[WRITTEN INSTRUCTION]:
Return all lines that include the string "ylabel".

# Start of SUPPLIED ENTRIES

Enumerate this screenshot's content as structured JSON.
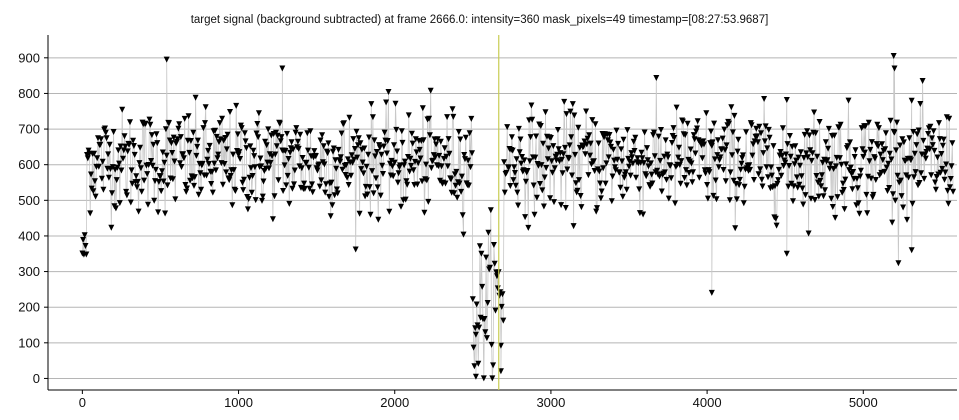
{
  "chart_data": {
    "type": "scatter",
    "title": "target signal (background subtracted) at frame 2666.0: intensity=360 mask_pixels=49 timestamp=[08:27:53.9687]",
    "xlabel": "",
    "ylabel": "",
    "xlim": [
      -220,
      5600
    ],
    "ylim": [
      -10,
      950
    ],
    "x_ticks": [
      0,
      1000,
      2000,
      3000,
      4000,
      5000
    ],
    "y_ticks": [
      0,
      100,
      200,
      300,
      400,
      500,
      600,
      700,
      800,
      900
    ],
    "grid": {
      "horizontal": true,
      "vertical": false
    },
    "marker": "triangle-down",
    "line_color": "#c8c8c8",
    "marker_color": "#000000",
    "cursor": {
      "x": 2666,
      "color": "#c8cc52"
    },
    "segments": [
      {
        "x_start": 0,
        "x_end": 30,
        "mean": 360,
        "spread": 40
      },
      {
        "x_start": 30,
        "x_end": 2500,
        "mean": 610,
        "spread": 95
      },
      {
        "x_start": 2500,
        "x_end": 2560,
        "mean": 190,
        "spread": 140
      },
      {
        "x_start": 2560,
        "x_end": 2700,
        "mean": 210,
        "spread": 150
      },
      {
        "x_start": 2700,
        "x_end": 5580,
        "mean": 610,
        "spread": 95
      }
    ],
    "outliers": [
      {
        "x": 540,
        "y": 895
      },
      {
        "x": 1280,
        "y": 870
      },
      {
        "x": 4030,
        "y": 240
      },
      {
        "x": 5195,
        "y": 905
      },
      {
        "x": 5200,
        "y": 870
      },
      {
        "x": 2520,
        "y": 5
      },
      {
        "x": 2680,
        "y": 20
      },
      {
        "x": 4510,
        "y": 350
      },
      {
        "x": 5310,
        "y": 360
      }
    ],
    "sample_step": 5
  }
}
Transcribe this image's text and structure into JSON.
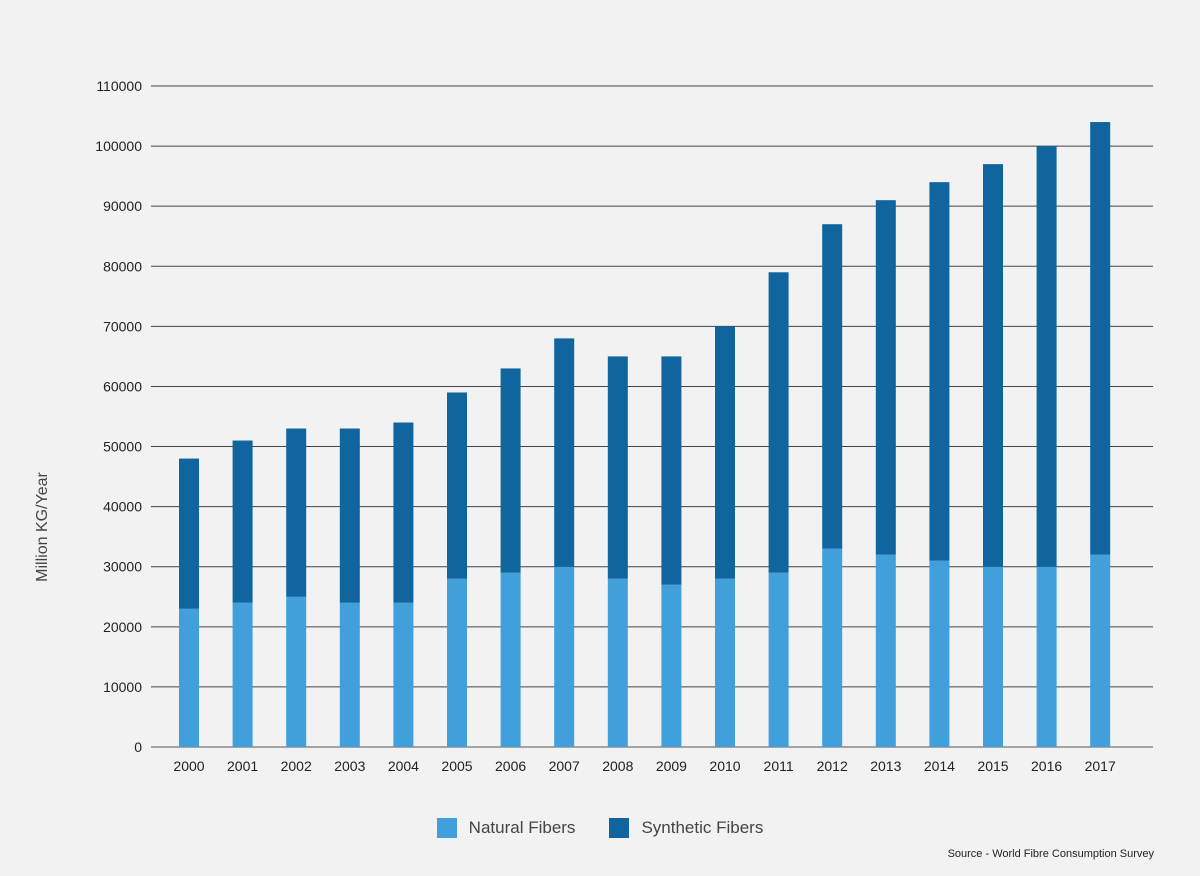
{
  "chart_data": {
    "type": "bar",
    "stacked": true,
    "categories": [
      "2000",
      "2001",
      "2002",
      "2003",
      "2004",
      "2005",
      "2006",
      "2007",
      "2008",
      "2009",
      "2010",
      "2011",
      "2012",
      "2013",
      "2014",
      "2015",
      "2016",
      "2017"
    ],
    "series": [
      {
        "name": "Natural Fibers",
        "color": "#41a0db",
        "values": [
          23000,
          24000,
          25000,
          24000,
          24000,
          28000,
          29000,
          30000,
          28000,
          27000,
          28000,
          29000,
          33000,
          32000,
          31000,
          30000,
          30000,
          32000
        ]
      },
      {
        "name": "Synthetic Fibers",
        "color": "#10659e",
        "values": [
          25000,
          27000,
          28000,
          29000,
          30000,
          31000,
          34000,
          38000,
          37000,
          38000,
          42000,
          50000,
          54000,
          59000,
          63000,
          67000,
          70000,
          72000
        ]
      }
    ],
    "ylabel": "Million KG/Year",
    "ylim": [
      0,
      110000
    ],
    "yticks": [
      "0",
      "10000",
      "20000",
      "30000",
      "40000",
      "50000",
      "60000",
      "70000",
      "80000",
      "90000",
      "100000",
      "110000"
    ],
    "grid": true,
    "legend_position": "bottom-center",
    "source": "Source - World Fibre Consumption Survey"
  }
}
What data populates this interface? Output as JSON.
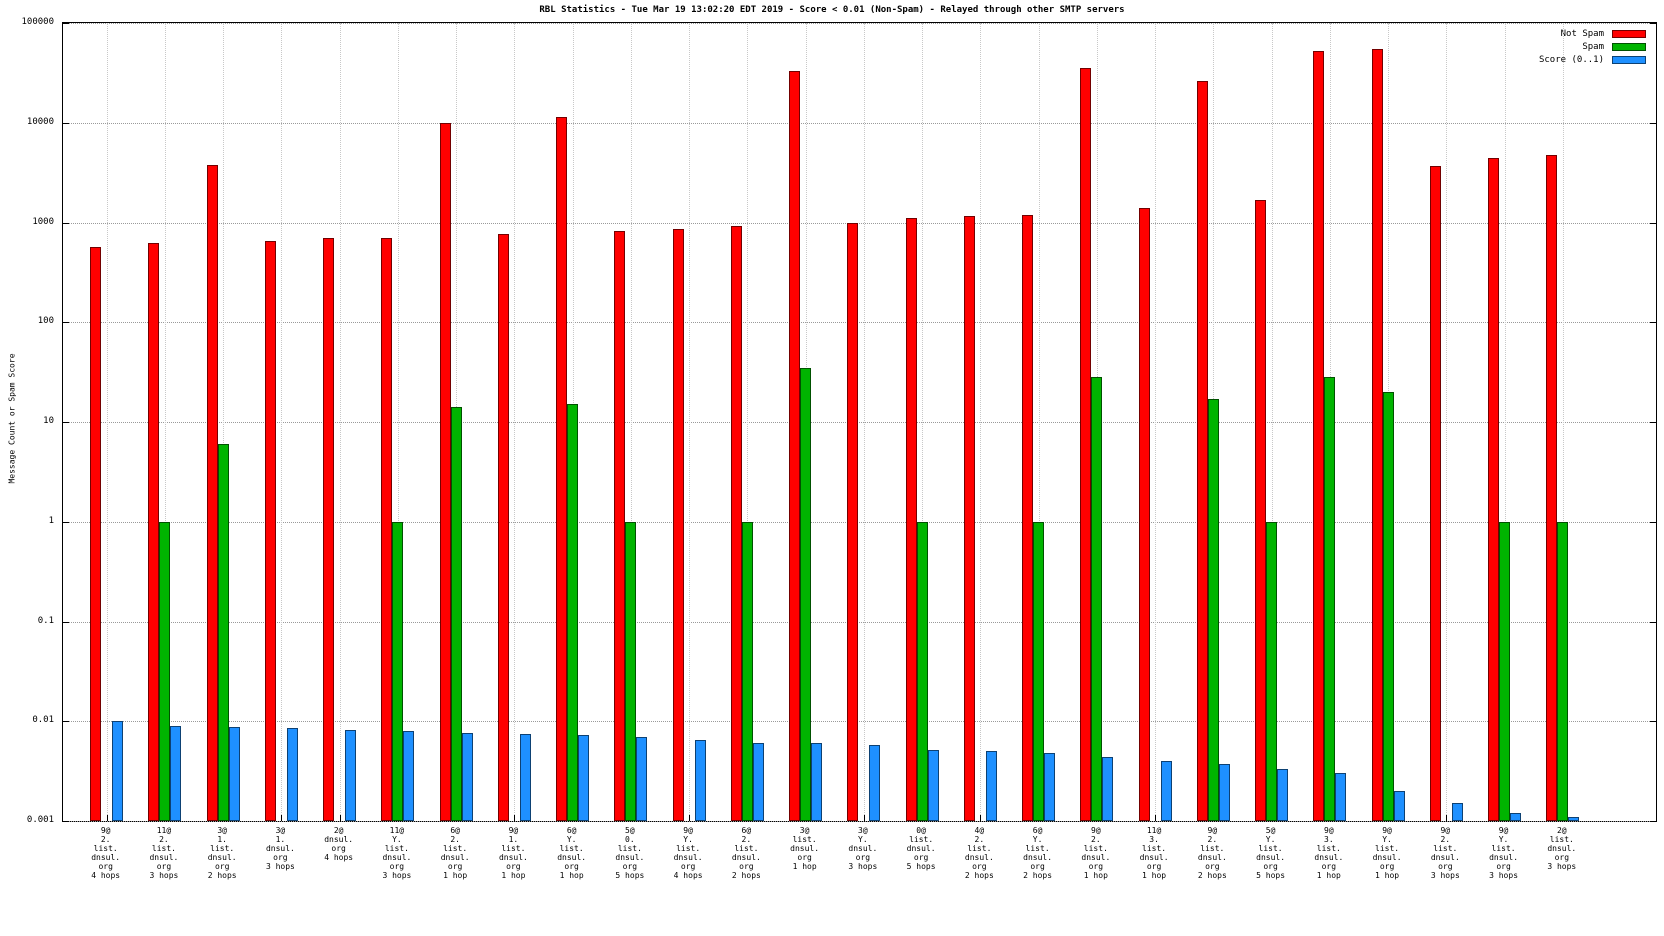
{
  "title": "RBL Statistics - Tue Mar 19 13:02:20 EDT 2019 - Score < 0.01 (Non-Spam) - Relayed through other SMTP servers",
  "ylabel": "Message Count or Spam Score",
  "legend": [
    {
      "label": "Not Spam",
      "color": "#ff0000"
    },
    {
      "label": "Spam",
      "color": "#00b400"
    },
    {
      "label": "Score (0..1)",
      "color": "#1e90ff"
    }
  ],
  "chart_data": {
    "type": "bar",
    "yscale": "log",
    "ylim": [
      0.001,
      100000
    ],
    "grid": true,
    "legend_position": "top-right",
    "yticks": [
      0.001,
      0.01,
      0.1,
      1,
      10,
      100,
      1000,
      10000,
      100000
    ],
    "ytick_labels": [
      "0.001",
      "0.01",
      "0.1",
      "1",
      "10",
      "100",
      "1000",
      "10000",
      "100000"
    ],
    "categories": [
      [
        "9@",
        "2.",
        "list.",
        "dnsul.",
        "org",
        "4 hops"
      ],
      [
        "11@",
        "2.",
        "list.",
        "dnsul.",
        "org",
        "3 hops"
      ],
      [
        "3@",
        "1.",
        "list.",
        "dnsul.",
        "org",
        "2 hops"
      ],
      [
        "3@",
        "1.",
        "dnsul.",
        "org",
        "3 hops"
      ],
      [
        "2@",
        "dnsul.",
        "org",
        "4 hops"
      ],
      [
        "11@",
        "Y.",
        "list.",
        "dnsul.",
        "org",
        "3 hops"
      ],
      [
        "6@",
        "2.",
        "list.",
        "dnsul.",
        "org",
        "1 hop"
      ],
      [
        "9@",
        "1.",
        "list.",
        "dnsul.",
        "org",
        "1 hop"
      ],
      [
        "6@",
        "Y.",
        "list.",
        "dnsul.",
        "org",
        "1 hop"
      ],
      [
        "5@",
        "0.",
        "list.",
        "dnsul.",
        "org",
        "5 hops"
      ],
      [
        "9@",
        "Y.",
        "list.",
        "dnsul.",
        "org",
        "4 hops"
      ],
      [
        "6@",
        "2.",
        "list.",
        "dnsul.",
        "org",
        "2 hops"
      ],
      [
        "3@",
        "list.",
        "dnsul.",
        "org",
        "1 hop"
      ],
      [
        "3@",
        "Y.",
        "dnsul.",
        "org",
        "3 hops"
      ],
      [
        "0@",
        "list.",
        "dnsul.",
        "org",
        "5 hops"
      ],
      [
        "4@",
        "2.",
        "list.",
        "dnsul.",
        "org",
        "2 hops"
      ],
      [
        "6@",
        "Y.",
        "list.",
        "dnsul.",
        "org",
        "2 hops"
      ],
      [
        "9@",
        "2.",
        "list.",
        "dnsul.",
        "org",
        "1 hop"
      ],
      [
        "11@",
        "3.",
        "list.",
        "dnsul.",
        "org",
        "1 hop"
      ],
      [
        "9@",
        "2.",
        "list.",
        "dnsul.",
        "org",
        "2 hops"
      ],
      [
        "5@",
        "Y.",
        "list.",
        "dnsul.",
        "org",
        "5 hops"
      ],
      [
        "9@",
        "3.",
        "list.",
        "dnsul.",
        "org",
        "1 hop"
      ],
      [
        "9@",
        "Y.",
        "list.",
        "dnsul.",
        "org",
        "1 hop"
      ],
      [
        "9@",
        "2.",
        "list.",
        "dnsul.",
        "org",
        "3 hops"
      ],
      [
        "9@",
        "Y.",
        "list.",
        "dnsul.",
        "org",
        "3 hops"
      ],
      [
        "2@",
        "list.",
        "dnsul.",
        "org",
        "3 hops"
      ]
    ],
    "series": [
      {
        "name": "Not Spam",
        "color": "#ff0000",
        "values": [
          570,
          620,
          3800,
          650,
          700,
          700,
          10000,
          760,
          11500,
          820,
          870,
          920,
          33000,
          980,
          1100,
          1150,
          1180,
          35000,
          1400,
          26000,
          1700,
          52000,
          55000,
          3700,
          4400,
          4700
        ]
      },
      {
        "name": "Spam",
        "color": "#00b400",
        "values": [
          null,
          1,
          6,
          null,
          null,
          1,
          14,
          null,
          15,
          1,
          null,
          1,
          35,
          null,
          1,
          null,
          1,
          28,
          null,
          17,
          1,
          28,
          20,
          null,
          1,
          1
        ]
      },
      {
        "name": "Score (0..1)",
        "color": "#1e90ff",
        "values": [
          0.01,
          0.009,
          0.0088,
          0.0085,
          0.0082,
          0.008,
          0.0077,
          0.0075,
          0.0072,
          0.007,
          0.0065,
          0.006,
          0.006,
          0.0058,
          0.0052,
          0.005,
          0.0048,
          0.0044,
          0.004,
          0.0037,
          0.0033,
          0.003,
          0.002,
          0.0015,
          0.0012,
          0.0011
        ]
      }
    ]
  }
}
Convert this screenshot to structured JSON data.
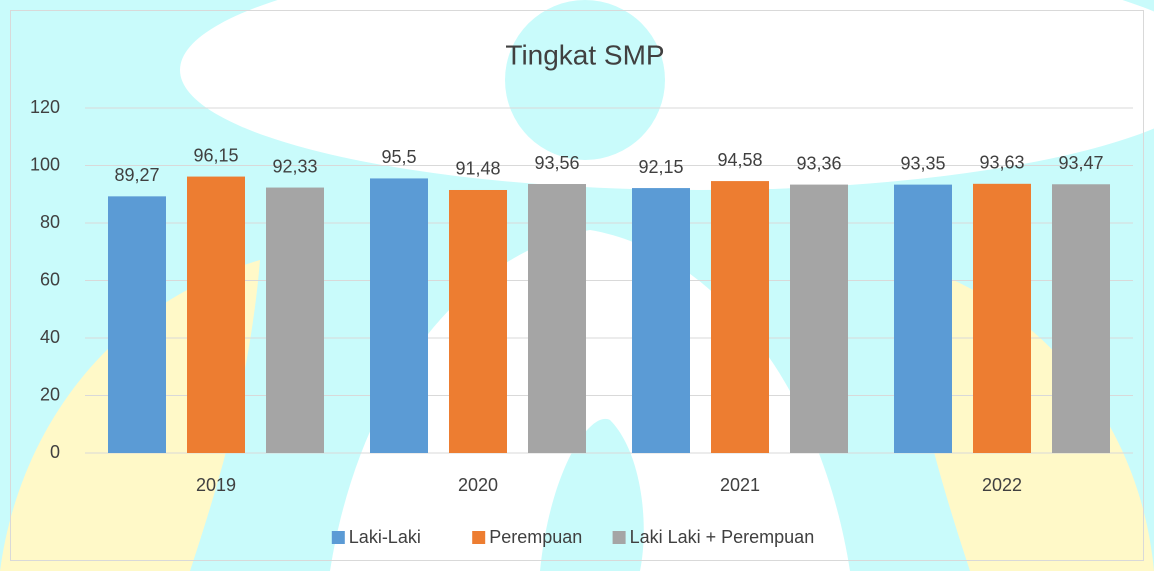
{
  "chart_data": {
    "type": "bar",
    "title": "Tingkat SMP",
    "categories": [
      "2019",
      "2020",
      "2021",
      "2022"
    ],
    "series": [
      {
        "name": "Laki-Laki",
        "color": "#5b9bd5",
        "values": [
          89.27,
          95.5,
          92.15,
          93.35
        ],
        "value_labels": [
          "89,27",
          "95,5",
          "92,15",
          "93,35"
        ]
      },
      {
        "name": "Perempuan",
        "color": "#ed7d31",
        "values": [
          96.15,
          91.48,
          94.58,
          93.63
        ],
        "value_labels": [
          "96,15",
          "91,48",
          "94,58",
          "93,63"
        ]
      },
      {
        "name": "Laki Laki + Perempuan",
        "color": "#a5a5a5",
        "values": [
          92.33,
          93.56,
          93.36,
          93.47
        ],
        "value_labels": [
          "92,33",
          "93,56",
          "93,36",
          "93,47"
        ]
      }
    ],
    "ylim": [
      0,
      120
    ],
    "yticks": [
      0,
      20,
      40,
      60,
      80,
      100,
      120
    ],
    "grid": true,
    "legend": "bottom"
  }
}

# End of SUPPLIED ENTRIES

[WRITTEN SOLUTION]:
    "ylabel": "",
    "ylabel": "Million KG/Year",
  "ylabel": "Message Count or Spam Score",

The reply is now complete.